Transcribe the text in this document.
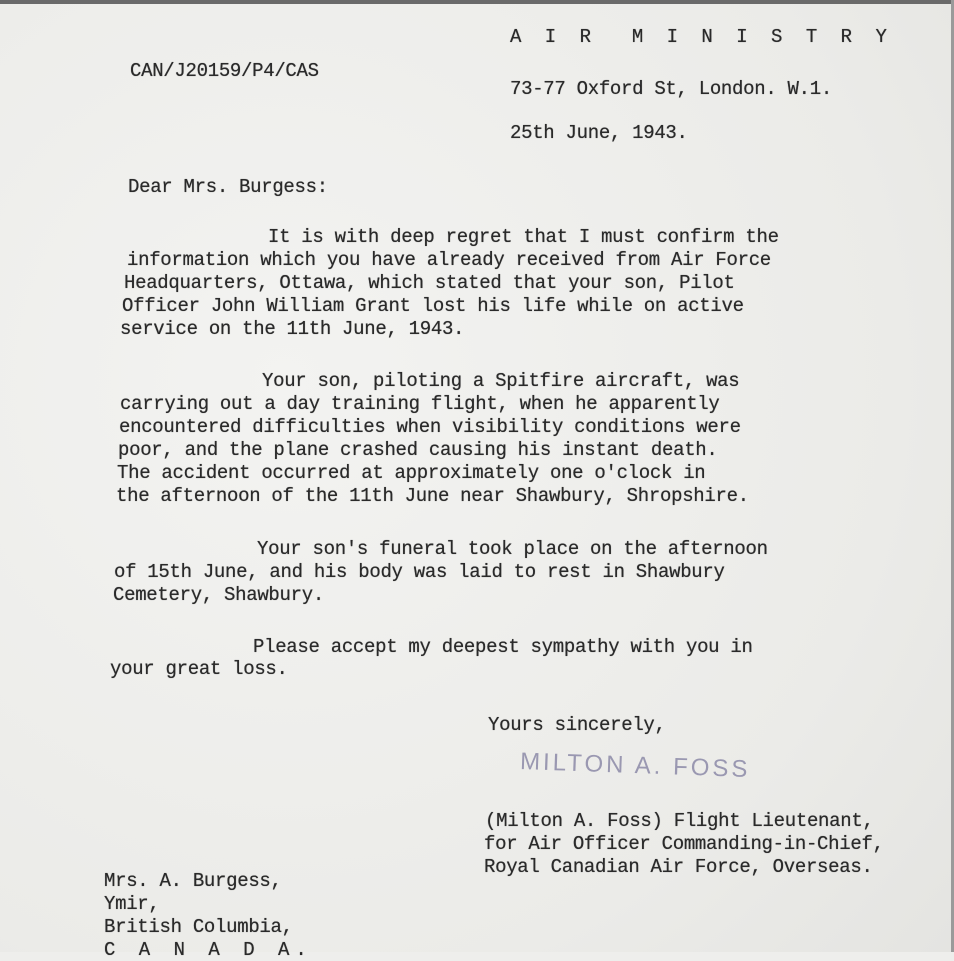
A I R  M I N I S T R Y
CAN/J20159/P4/CAS
73-77 Oxford St, London. W.1.
25th June, 1943.
Dear Mrs. Burgess:
It is with deep regret that I must confirm the
information which you have already received from Air Force
Headquarters, Ottawa, which stated that your son, Pilot
Officer John William Grant lost his life while on active
service on the 11th June, 1943.
Your son, piloting a Spitfire aircraft, was
carrying out a day training flight, when he apparently
encountered difficulties when visibility conditions were
poor, and the plane crashed causing his instant death.
The accident occurred at approximately one o'clock in
the afternoon of the 11th June near Shawbury, Shropshire.
Your son's funeral took place on the afternoon
of 15th June, and his body was laid to rest in Shawbury
Cemetery, Shawbury.
Please accept my deepest sympathy with you in
your great loss.
Yours sincerely,
MILTON A. FOSS
(Milton A. Foss) Flight Lieutenant,
for Air Officer Commanding-in-Chief,
Royal Canadian Air Force, Overseas.
Mrs. A. Burgess,
Ymir,
British Columbia,
C A N A D A.
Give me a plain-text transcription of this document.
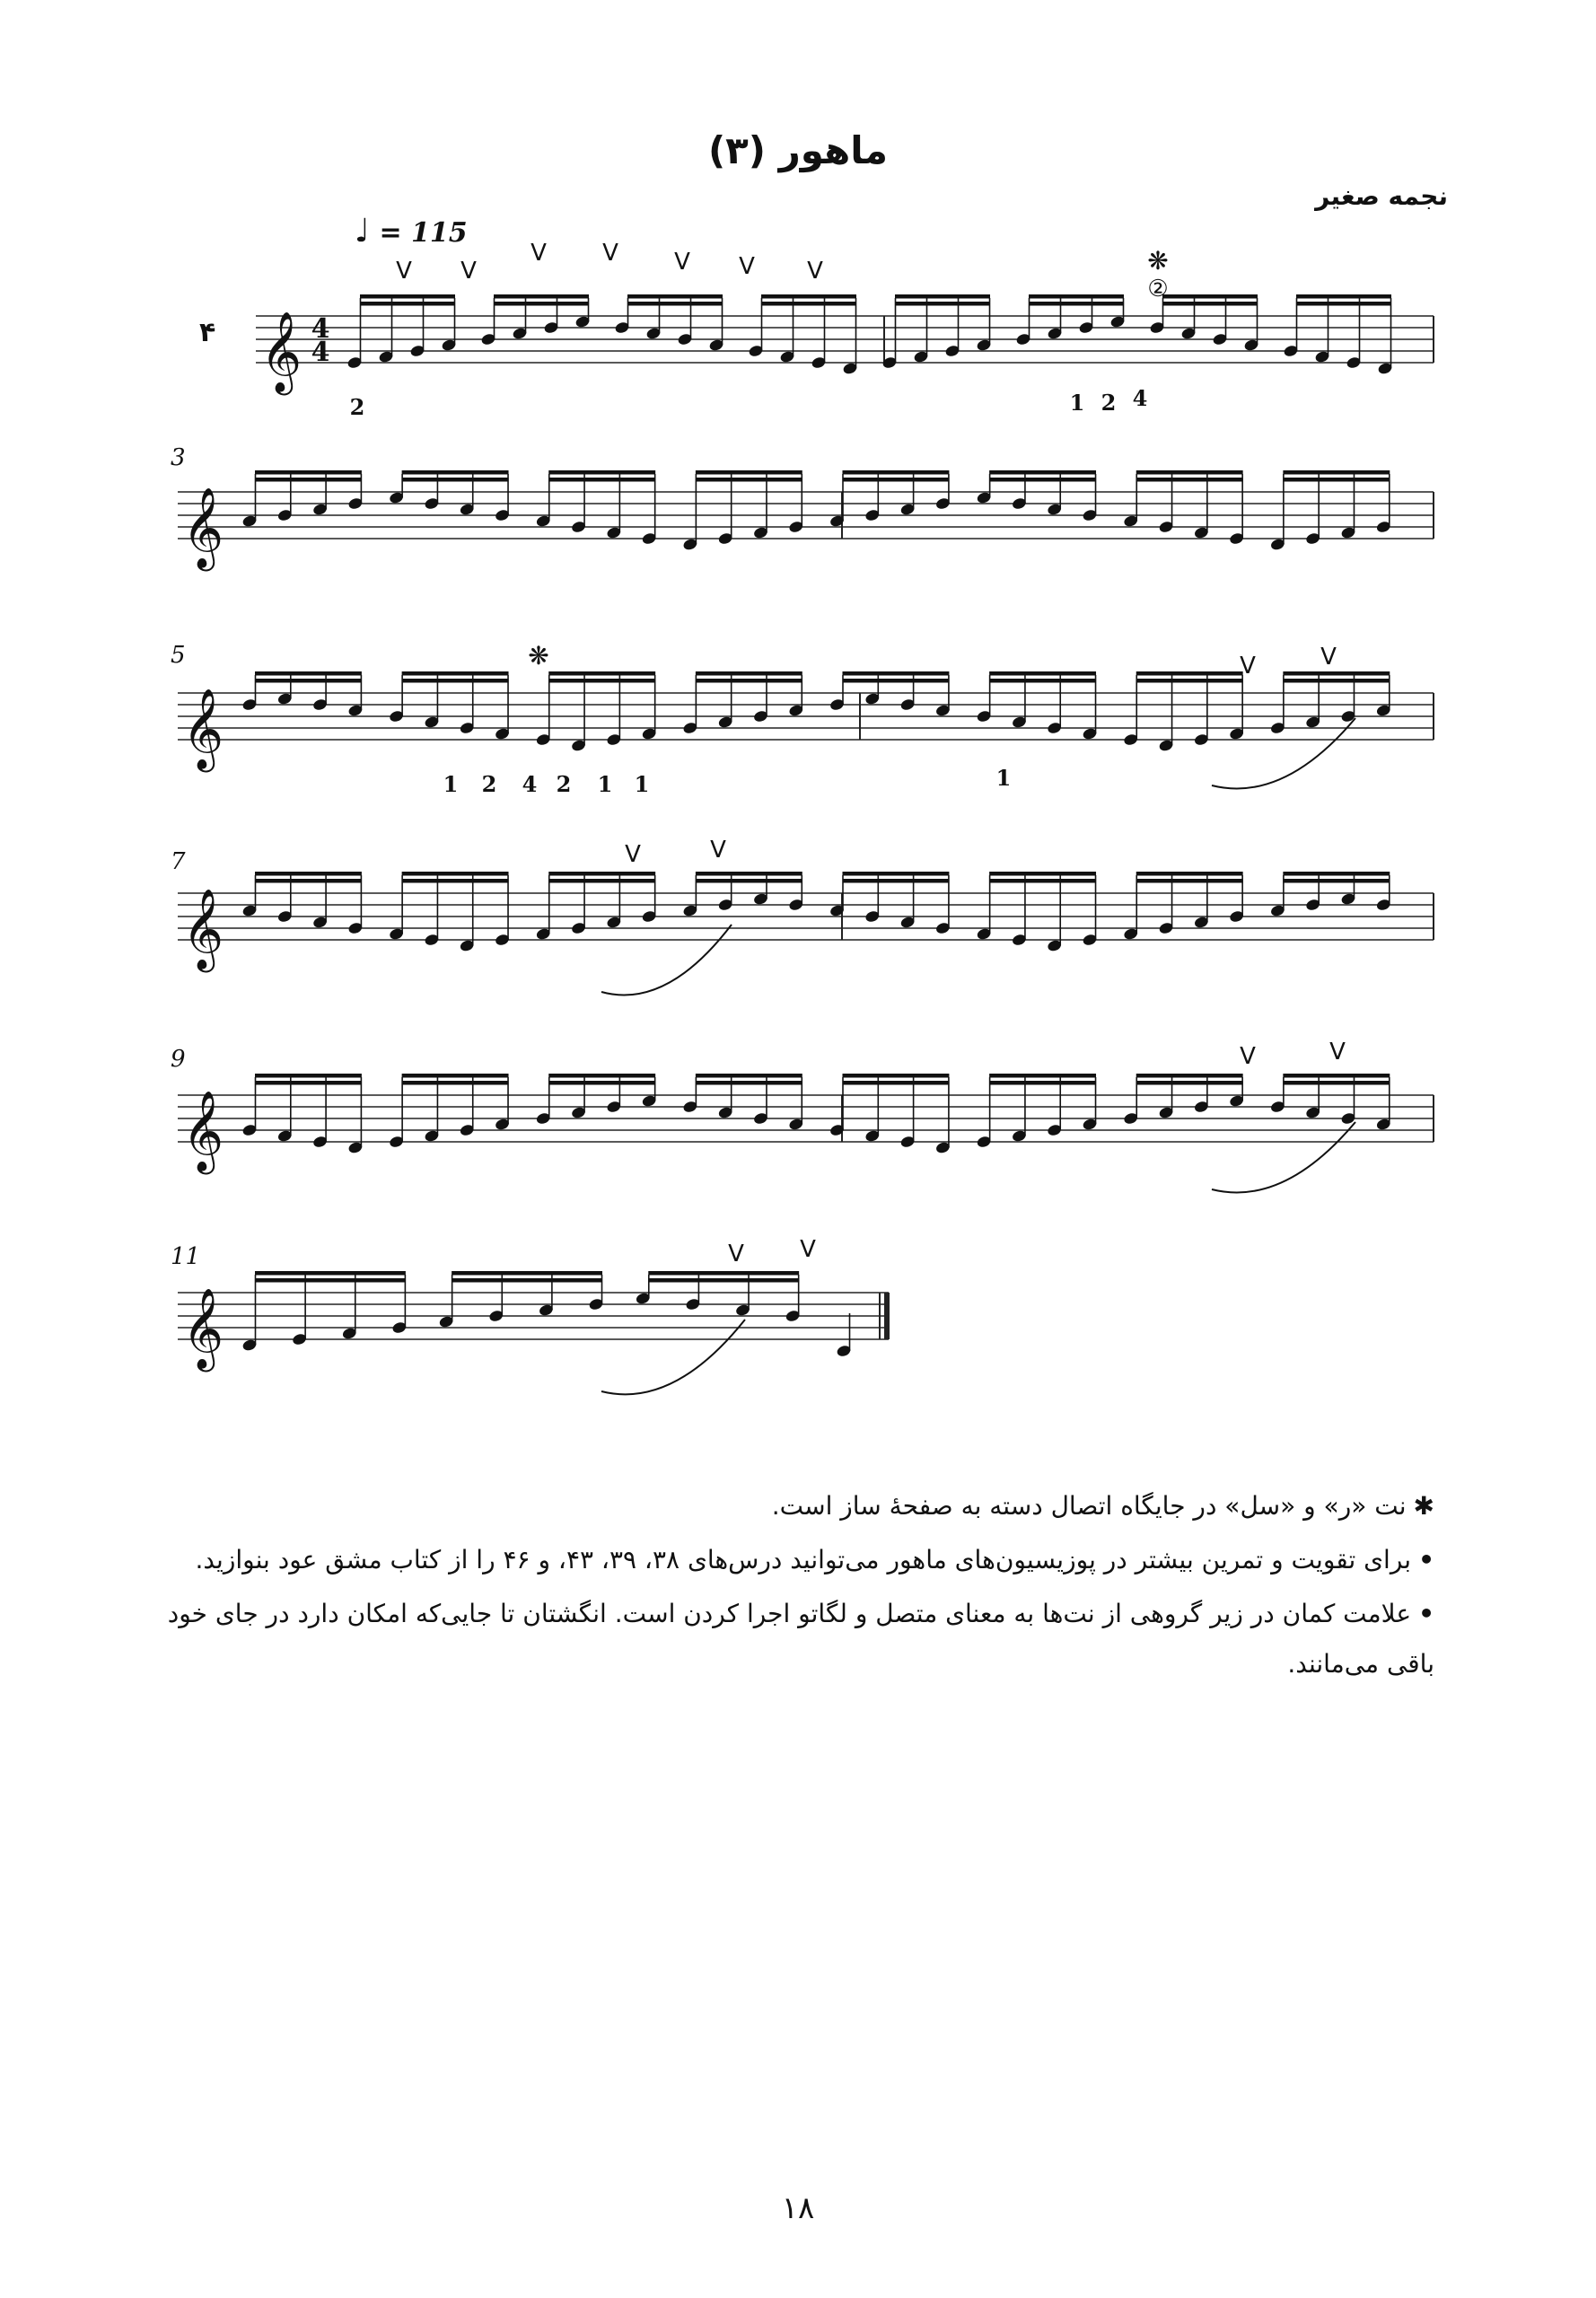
ماهور (۳)
نجمه صغیر
♩ = 115
۴
3
5
7
9
11
𝄞 4
4
𝄞
𝄞
𝄞
𝄞
𝄞
V V
V V V V V
V	V
V	V
V	V
V V
❋
②
❋
2	1 2 4
1 2 4 2 1 1	1

✱نت «ر» و «سل» در جایگاه اتصال دسته به صفحهٔ ساز است.

•برای تقویت و تمرین بیشتر در پوزیسیون‌های ماهور می‌توانید درس‌های ۳۸، ۳۹، ۴۳، و ۴۶ را از کتاب مشق عود بنوازید.

•علامت کمان در زیر گروهی از نت‌ها به معنای متصل و لگاتو اجرا کردن است. انگشتان تا جایی‌که امکان دارد در جای خود باقی می‌مانند.

۱۸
+===+
§ Set exercise: Every line above should be repeated exactly; pictures stay out of the copy.

§ Response to the exercise:
Transcribe the text in this document.
A I R  M I N I S T R Y
CAN/J20159/P4/CAS
73-77 Oxford St, London. W.1.
25th June, 1943.
Dear Mrs. Burgess:
It is with deep regret that I must confirm the
information which you have already received from Air Force
Headquarters, Ottawa, which stated that your son, Pilot
Officer John William Grant lost his life while on active
service on the 11th June, 1943.
Your son, piloting a Spitfire aircraft, was
carrying out a day training flight, when he apparently
encountered difficulties when visibility conditions were
poor, and the plane crashed causing his instant death.
The accident occurred at approximately one o'clock in
the afternoon of the 11th June near Shawbury, Shropshire.
Your son's funeral took place on the afternoon
of 15th June, and his body was laid to rest in Shawbury
Cemetery, Shawbury.
Please accept my deepest sympathy with you in
your great loss.
Yours sincerely,
MILTON A. FOSS
(Milton A. Foss) Flight Lieutenant,
for Air Officer Commanding-in-Chief,
Royal Canadian Air Force, Overseas.
Mrs. A. Burgess,
Ymir,
British Columbia,
C A N A D A.
Give me a plain-text transcription of this document.
ماهور (۳)
نجمه صغیر
♩ = 115
۴
3
5
7
9
11
𝄞 4
4
𝄞
𝄞
𝄞
𝄞
𝄞
V V
V V V V V
V	V
V	V
V	V
V V
❋
②
❋
2	1 2 4
1 2 4 2 1 1	1

✱نت «ر» و «سل» در جایگاه اتصال دسته به صفحهٔ ساز است.

•برای تقویت و تمرین بیشتر در پوزیسیون‌های ماهور می‌توانید درس‌های ۳۸، ۳۹، ۴۳، و ۴۶ را از کتاب مشق عود بنوازید.

•علامت کمان در زیر گروهی از نت‌ها به معنای متصل و لگاتو اجرا کردن است. انگشتان تا جایی‌که امکان دارد در جای خود باقی می‌مانند.

۱۸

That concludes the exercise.